### Aim
Write out each line exactly as given. Leave the pictures out of your copy.

[Collected data]

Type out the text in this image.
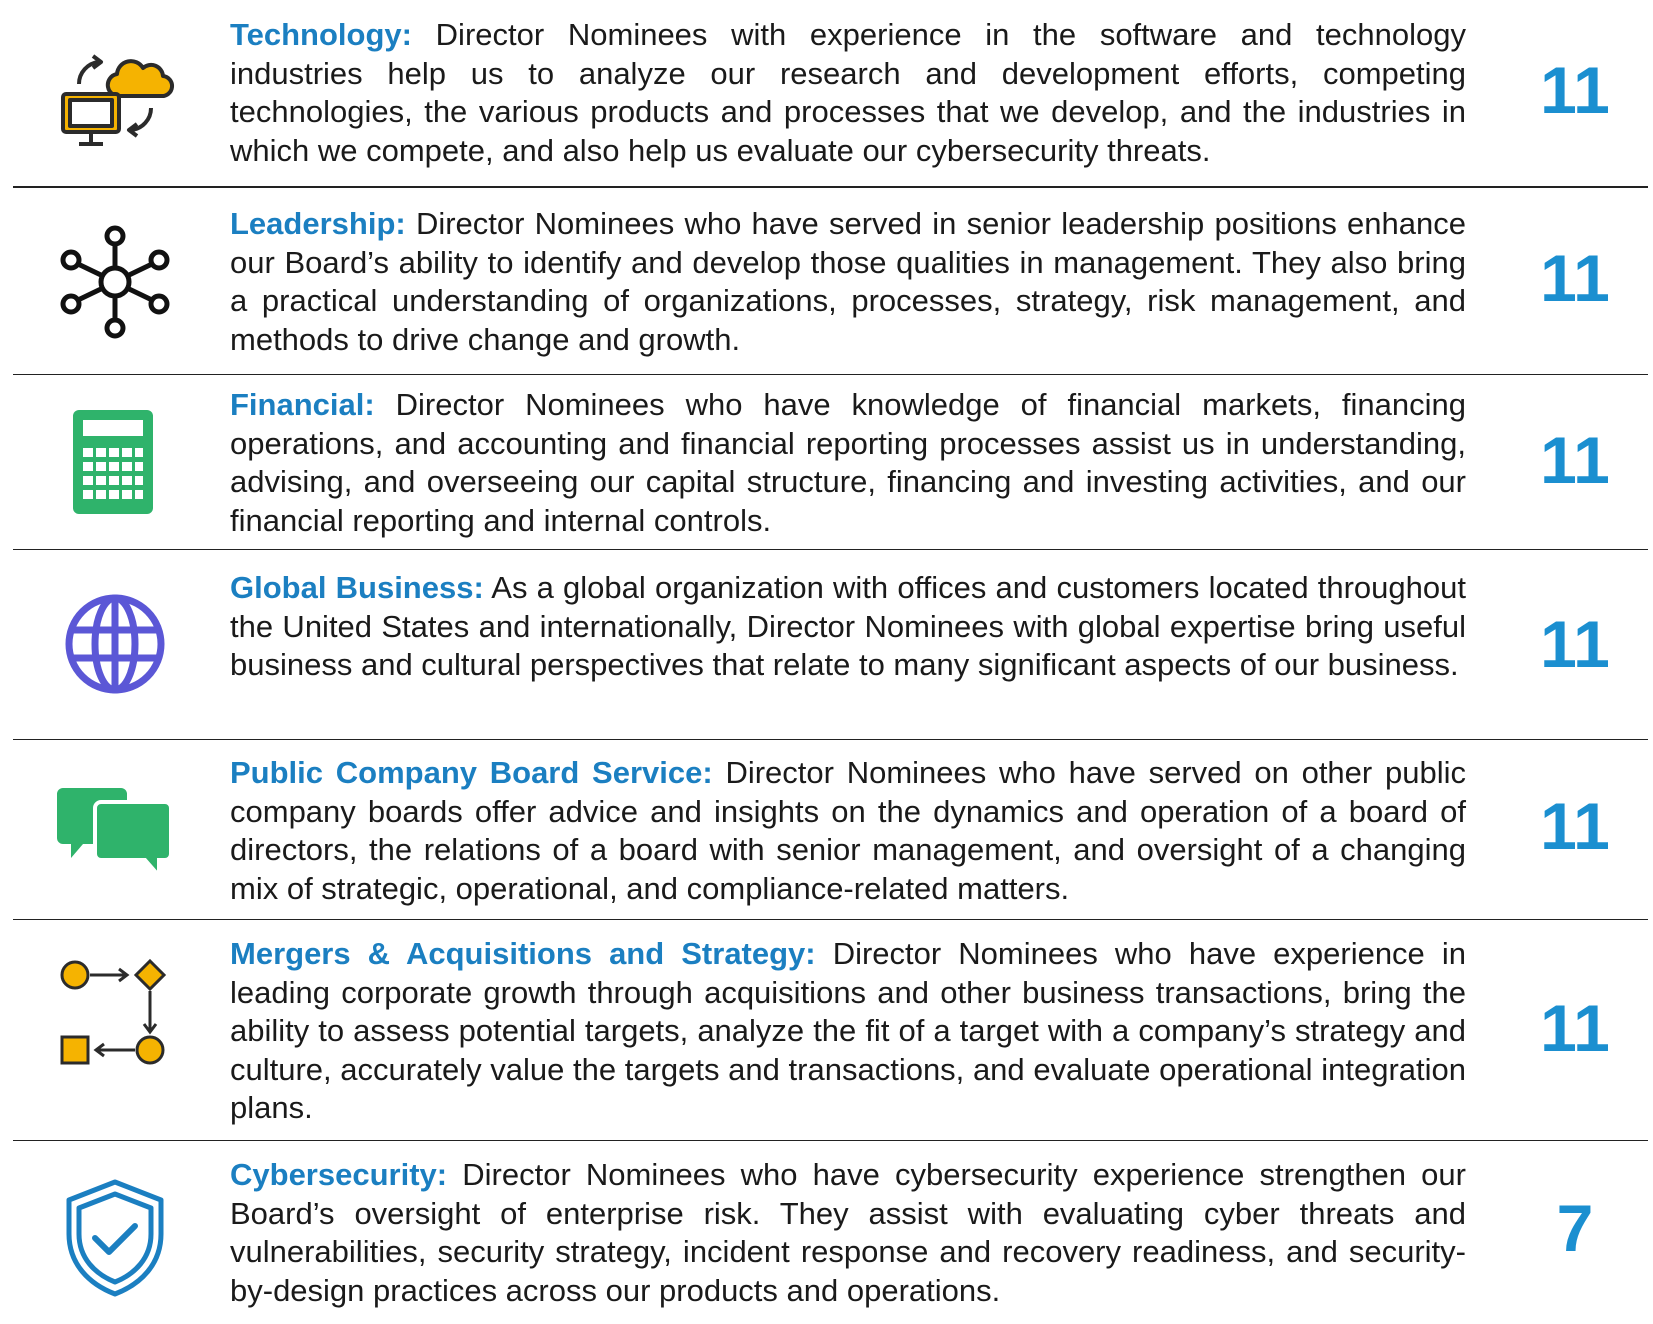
Technology: Director Nominees with experience in the software and technology industries help us to analyze our research and development efforts, competing technologies, the various products and processes that we develop, and the industries in which we compete, and also help us evaluate our cybersecurity threats.
11
Leadership: Director Nominees who have served in senior leadership positions enhance our Board’s ability to identify and develop those qualities in management. They also bring a practical understanding of organizations, processes, strategy, risk management, and methods to drive change and growth.
11
Financial: Director Nominees who have knowledge of financial markets, financing operations, and accounting and financial reporting processes assist us in understanding, advising, and overseeing our capital structure, financing and investing activities, and our financial reporting and internal controls.
11
Global Business: As a global organization with offices and customers located throughout the United States and internationally, Director Nominees with global expertise bring useful business and cultural perspectives that relate to many significant aspects of our business.	11
Public Company Board Service: Director Nominees who have served on other public company boards offer advice and insights on the dynamics and operation of a board of directors, the relations of a board with senior management, and oversight of a changing mix of strategic, operational, and compliance-related matters.
11
Mergers & Acquisitions and Strategy: Director Nominees who have experience in leading corporate growth through acquisitions and other business transactions, bring the ability to assess potential targets, analyze the fit of a target with a company’s strategy and culture, accurately value the targets and transactions, and evaluate operational integration plans.
11
Cybersecurity: Director Nominees who have cybersecurity experience strengthen our Board’s oversight of enterprise risk. They assist with evaluating cyber threats and vulnerabilities, security strategy, incident response and recovery readiness, and security-by-design practices across our products and operations.
7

### Solution for this exercise
Type out the text in this image.
Technology: Director Nominees with experience in the software and technology industries help us to analyze our research and development efforts, competing technologies, the various products and processes that we develop, and the industries in which we compete, and also help us evaluate our cybersecurity threats.
11
Leadership: Director Nominees who have served in senior leadership positions enhance our Board’s ability to identify and develop those qualities in management. They also bring a practical understanding of organizations, processes, strategy, risk management, and methods to drive change and growth.
11
Financial: Director Nominees who have knowledge of financial markets, financing operations, and accounting and financial reporting processes assist us in understanding, advising, and overseeing our capital structure, financing and investing activities, and our financial reporting and internal controls.
11
Global Business: As a global organization with offices and customers located throughout the United States and internationally, Director Nominees with global expertise bring useful business and cultural perspectives that relate to many significant aspects of our business.	11
Public Company Board Service: Director Nominees who have served on other public company boards offer advice and insights on the dynamics and operation of a board of directors, the relations of a board with senior management, and oversight of a changing mix of strategic, operational, and compliance-related matters.
11
Mergers & Acquisitions and Strategy: Director Nominees who have experience in leading corporate growth through acquisitions and other business transactions, bring the ability to assess potential targets, analyze the fit of a target with a company’s strategy and culture, accurately value the targets and transactions, and evaluate operational integration plans.
11
Cybersecurity: Director Nominees who have cybersecurity experience strengthen our Board’s oversight of enterprise risk. They assist with evaluating cyber threats and vulnerabilities, security strategy, incident response and recovery readiness, and security-by-design practices across our products and operations.
7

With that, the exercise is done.